*WHAT TO PRODUCE:* Please copy every row below word for word, leaving out the pictures.

── INFORMATION SUPPLIED ──

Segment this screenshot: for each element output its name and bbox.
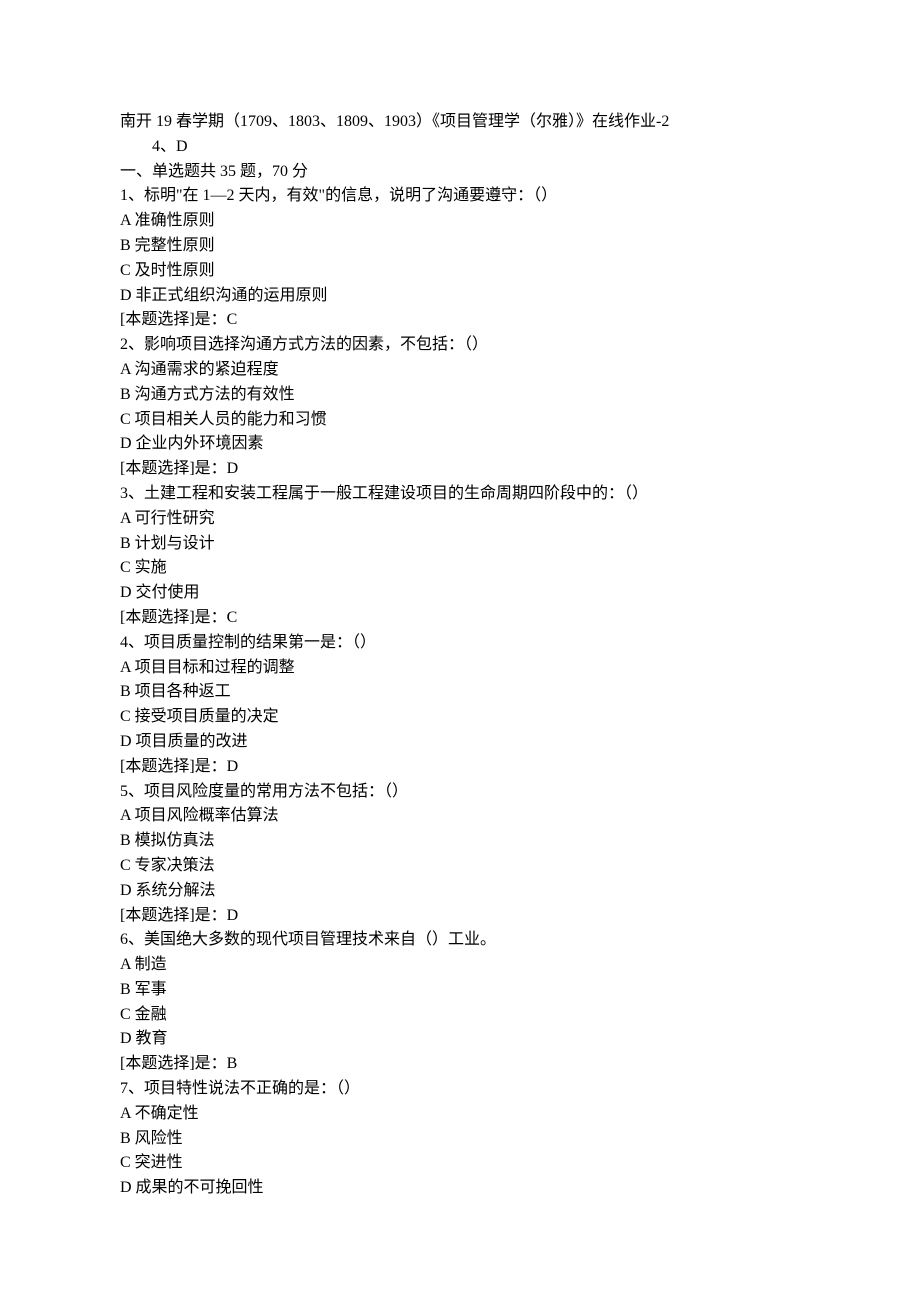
question-stem: 6、美国绝大多数的现代项目管理技术来自（）工业。 (120, 928, 800, 953)
question-stem: 1、标明"在 1—2 天内，有效"的信息，说明了沟通要遵守：（） (120, 184, 800, 209)
question-answer: [本题选择]是：C (120, 606, 800, 631)
question-option: C 及时性原则 (120, 259, 800, 284)
question-option: B 模拟仿真法 (120, 829, 800, 854)
page-title: 南开 19 春学期（1709、1803、1809、1903）《项目管理学（尔雅）… (120, 110, 800, 135)
question-option: B 计划与设计 (120, 532, 800, 557)
question-option: A 不确定性 (120, 1102, 800, 1127)
section-heading: 一、单选题共 35 题，70 分 (120, 160, 800, 185)
question-answer: [本题选择]是：D (120, 755, 800, 780)
question-stem: 2、影响项目选择沟通方式方法的因素，不包括：（） (120, 333, 800, 358)
question-option: A 制造 (120, 953, 800, 978)
question-option: B 沟通方式方法的有效性 (120, 383, 800, 408)
question-option: C 接受项目质量的决定 (120, 705, 800, 730)
question-option: D 交付使用 (120, 581, 800, 606)
question-option: D 成果的不可挽回性 (120, 1176, 800, 1201)
question-answer: [本题选择]是：D (120, 904, 800, 929)
question-option: A 沟通需求的紧迫程度 (120, 358, 800, 383)
question-option: C 专家决策法 (120, 854, 800, 879)
question-option: D 教育 (120, 1027, 800, 1052)
question-option: D 非正式组织沟通的运用原则 (120, 284, 800, 309)
question-answer: [本题选择]是：C (120, 308, 800, 333)
question-option: B 项目各种返工 (120, 680, 800, 705)
question-option: D 系统分解法 (120, 879, 800, 904)
question-option: C 突进性 (120, 1151, 800, 1176)
question-option: C 金融 (120, 1003, 800, 1028)
question-stem: 4、项目质量控制的结果第一是：（） (120, 631, 800, 656)
question-option: C 实施 (120, 556, 800, 581)
header-subline: 4、D (120, 135, 800, 160)
question-option: B 风险性 (120, 1127, 800, 1152)
question-stem: 3、土建工程和安装工程属于一般工程建设项目的生命周期四阶段中的：（） (120, 482, 800, 507)
question-answer: [本题选择]是：D (120, 457, 800, 482)
question-option: A 可行性研究 (120, 507, 800, 532)
question-option: A 准确性原则 (120, 209, 800, 234)
document-page: 南开 19 春学期（1709、1803、1809、1903）《项目管理学（尔雅）… (0, 0, 920, 1302)
question-option: D 项目质量的改进 (120, 730, 800, 755)
question-option: C 项目相关人员的能力和习惯 (120, 408, 800, 433)
question-stem: 7、项目特性说法不正确的是：（） (120, 1077, 800, 1102)
question-option: B 完整性原则 (120, 234, 800, 259)
question-answer: [本题选择]是：B (120, 1052, 800, 1077)
question-option: A 项目目标和过程的调整 (120, 656, 800, 681)
question-option: A 项目风险概率估算法 (120, 804, 800, 829)
question-option: D 企业内外环境因素 (120, 432, 800, 457)
question-option: B 军事 (120, 978, 800, 1003)
question-stem: 5、项目风险度量的常用方法不包括：（） (120, 780, 800, 805)
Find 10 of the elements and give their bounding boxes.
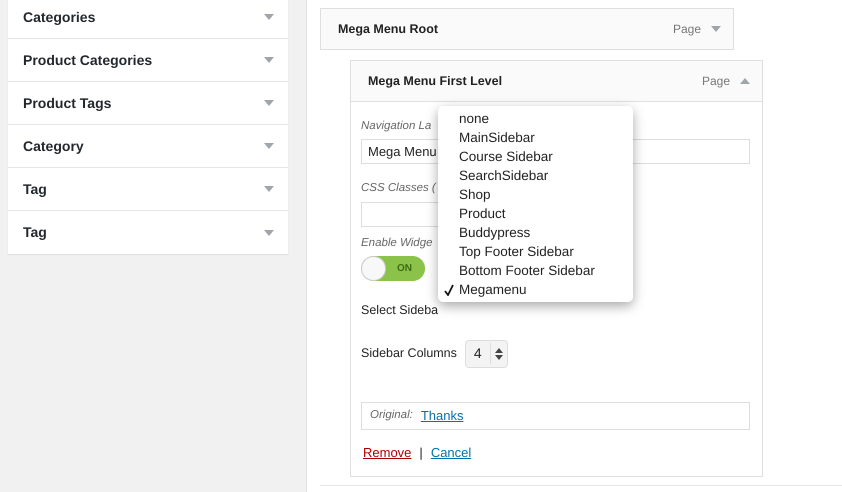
field-label: Enable Widge [361,236,432,250]
item-type-label: Page [702,73,730,90]
field-label: Sidebar Columns [361,345,457,362]
separator-text: | [419,444,423,462]
field-label: Select Sideba [361,302,438,319]
field-value: Mega Menu [368,143,437,161]
field-label: Navigation La [361,119,432,134]
original-label: Original: [370,408,413,423]
item-type-label: Page [672,21,701,38]
field-label: CSS Classes ( [361,181,436,196]
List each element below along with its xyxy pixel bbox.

───

*COMPLETED EXERCISE:*
Segment this screenshot: for each element output its name and bbox.
question-stem: 6、美国绝大多数的现代项目管理技术来自（）工业。 (120, 928, 800, 953)
question-stem: 1、标明"在 1—2 天内，有效"的信息，说明了沟通要遵守：（） (120, 184, 800, 209)
question-answer: [本题选择]是：C (120, 606, 800, 631)
question-option: C 及时性原则 (120, 259, 800, 284)
question-option: B 模拟仿真法 (120, 829, 800, 854)
page-title: 南开 19 春学期（1709、1803、1809、1903）《项目管理学（尔雅）… (120, 110, 800, 135)
question-option: B 计划与设计 (120, 532, 800, 557)
question-option: A 不确定性 (120, 1102, 800, 1127)
section-heading: 一、单选题共 35 题，70 分 (120, 160, 800, 185)
question-answer: [本题选择]是：D (120, 755, 800, 780)
question-stem: 2、影响项目选择沟通方式方法的因素，不包括：（） (120, 333, 800, 358)
question-option: A 制造 (120, 953, 800, 978)
question-option: B 沟通方式方法的有效性 (120, 383, 800, 408)
question-option: C 接受项目质量的决定 (120, 705, 800, 730)
question-option: D 交付使用 (120, 581, 800, 606)
question-option: D 成果的不可挽回性 (120, 1176, 800, 1201)
question-answer: [本题选择]是：D (120, 904, 800, 929)
question-option: A 沟通需求的紧迫程度 (120, 358, 800, 383)
question-option: C 专家决策法 (120, 854, 800, 879)
question-option: D 教育 (120, 1027, 800, 1052)
question-option: D 非正式组织沟通的运用原则 (120, 284, 800, 309)
question-answer: [本题选择]是：C (120, 308, 800, 333)
question-option: B 项目各种返工 (120, 680, 800, 705)
question-option: D 系统分解法 (120, 879, 800, 904)
question-option: C 突进性 (120, 1151, 800, 1176)
question-option: C 金融 (120, 1003, 800, 1028)
question-stem: 4、项目质量控制的结果第一是：（） (120, 631, 800, 656)
question-option: C 实施 (120, 556, 800, 581)
header-subline: 4、D (120, 135, 800, 160)
question-option: B 风险性 (120, 1127, 800, 1152)
question-stem: 3、土建工程和安装工程属于一般工程建设项目的生命周期四阶段中的：（） (120, 482, 800, 507)
question-answer: [本题选择]是：D (120, 457, 800, 482)
question-option: A 可行性研究 (120, 507, 800, 532)
question-option: A 准确性原则 (120, 209, 800, 234)
document-page: 南开 19 春学期（1709、1803、1809、1903）《项目管理学（尔雅）… (0, 0, 920, 1302)
question-option: D 项目质量的改进 (120, 730, 800, 755)
question-option: C 项目相关人员的能力和习惯 (120, 408, 800, 433)
question-stem: 7、项目特性说法不正确的是：（） (120, 1077, 800, 1102)
question-option: B 完整性原则 (120, 234, 800, 259)
question-answer: [本题选择]是：B (120, 1052, 800, 1077)
question-option: A 项目目标和过程的调整 (120, 656, 800, 681)
question-option: A 项目风险概率估算法 (120, 804, 800, 829)
question-option: D 企业内外环境因素 (120, 432, 800, 457)
question-option: B 军事 (120, 978, 800, 1003)
question-stem: 5、项目风险度量的常用方法不包括：（） (120, 780, 800, 805)
Find 10 of the elements and give their bounding boxes.
field-label: Enable Widge [361,236,432,250]
item-type-label: Page [702,73,730,90]
field-label: Sidebar Columns [361,345,457,362]
separator-text: | [419,444,423,462]
field-label: Select Sideba [361,302,438,319]
field-value: Mega Menu [368,143,437,161]
field-label: Navigation La [361,119,432,134]
original-label: Original: [370,408,413,423]
item-type-label: Page [672,21,701,38]
field-label: CSS Classes ( [361,181,436,196]
List each element below along with its xyxy pixel bbox.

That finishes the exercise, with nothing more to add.